— Begin Extracted data —

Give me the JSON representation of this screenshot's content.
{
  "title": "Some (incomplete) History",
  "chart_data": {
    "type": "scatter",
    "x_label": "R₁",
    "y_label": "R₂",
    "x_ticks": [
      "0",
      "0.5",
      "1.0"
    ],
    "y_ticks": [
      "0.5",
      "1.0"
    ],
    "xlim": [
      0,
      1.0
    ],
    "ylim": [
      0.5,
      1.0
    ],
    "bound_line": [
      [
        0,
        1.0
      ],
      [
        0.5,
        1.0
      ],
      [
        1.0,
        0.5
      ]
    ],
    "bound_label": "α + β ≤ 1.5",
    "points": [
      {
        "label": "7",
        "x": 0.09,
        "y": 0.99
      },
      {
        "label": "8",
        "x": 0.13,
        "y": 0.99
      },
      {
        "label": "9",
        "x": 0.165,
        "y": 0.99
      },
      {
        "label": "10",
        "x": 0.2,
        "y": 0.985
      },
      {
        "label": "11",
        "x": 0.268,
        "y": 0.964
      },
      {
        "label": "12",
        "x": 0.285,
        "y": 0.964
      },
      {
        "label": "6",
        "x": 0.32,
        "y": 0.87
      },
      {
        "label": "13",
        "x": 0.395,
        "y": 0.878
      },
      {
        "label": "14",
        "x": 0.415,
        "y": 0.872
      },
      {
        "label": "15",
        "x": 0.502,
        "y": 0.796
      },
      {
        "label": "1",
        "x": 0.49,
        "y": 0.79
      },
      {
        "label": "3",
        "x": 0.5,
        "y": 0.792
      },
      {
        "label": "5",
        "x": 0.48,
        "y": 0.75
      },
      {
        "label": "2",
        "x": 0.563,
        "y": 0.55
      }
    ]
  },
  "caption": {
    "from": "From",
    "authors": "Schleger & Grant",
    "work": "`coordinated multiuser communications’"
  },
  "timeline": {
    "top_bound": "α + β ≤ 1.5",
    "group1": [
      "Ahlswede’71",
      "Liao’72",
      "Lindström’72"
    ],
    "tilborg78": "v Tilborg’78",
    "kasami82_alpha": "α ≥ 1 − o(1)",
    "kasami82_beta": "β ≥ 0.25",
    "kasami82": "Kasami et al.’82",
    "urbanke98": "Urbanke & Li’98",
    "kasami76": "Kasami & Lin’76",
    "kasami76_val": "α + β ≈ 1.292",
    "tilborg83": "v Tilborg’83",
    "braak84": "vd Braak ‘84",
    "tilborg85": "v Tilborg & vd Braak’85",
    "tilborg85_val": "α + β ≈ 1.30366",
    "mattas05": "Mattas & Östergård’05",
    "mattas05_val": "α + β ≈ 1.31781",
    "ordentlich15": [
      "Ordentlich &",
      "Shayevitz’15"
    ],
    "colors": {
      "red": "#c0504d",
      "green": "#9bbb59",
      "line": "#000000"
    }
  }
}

— End Extracted data —

§ What you will do: All of the data must be returned exactly.

§ Worked solution:
Give me the JSON representation of this screenshot's content.
{
  "title": "Some (incomplete) History",
  "chart_data": {
    "type": "scatter",
    "x_label": "R₁",
    "y_label": "R₂",
    "x_ticks": [
      "0",
      "0.5",
      "1.0"
    ],
    "y_ticks": [
      "0.5",
      "1.0"
    ],
    "xlim": [
      0,
      1.0
    ],
    "ylim": [
      0.5,
      1.0
    ],
    "bound_line": [
      [
        0,
        1.0
      ],
      [
        0.5,
        1.0
      ],
      [
        1.0,
        0.5
      ]
    ],
    "bound_label": "α + β ≤ 1.5",
    "points": [
      {
        "label": "7",
        "x": 0.09,
        "y": 0.99
      },
      {
        "label": "8",
        "x": 0.13,
        "y": 0.99
      },
      {
        "label": "9",
        "x": 0.165,
        "y": 0.99
      },
      {
        "label": "10",
        "x": 0.2,
        "y": 0.985
      },
      {
        "label": "11",
        "x": 0.268,
        "y": 0.964
      },
      {
        "label": "12",
        "x": 0.285,
        "y": 0.964
      },
      {
        "label": "6",
        "x": 0.32,
        "y": 0.87
      },
      {
        "label": "13",
        "x": 0.395,
        "y": 0.878
      },
      {
        "label": "14",
        "x": 0.415,
        "y": 0.872
      },
      {
        "label": "15",
        "x": 0.502,
        "y": 0.796
      },
      {
        "label": "1",
        "x": 0.49,
        "y": 0.79
      },
      {
        "label": "3",
        "x": 0.5,
        "y": 0.792
      },
      {
        "label": "5",
        "x": 0.48,
        "y": 0.75
      },
      {
        "label": "2",
        "x": 0.563,
        "y": 0.55
      }
    ]
  },
  "caption": {
    "from": "From",
    "authors": "Schleger & Grant",
    "work": "`coordinated multiuser communications’"
  },
  "timeline": {
    "top_bound": "α + β ≤ 1.5",
    "group1": [
      "Ahlswede’71",
      "Liao’72",
      "Lindström’72"
    ],
    "tilborg78": "v Tilborg’78",
    "kasami82_alpha": "α ≥ 1 − o(1)",
    "kasami82_beta": "β ≥ 0.25",
    "kasami82": "Kasami et al.’82",
    "urbanke98": "Urbanke & Li’98",
    "kasami76": "Kasami & Lin’76",
    "kasami76_val": "α + β ≈ 1.292",
    "tilborg83": "v Tilborg’83",
    "braak84": "vd Braak ‘84",
    "tilborg85": "v Tilborg & vd Braak’85",
    "tilborg85_val": "α + β ≈ 1.30366",
    "mattas05": "Mattas & Östergård’05",
    "mattas05_val": "α + β ≈ 1.31781",
    "ordentlich15": [
      "Ordentlich &",
      "Shayevitz’15"
    ],
    "colors": {
      "red": "#c0504d",
      "green": "#9bbb59",
      "line": "#000000"
    }
  }
}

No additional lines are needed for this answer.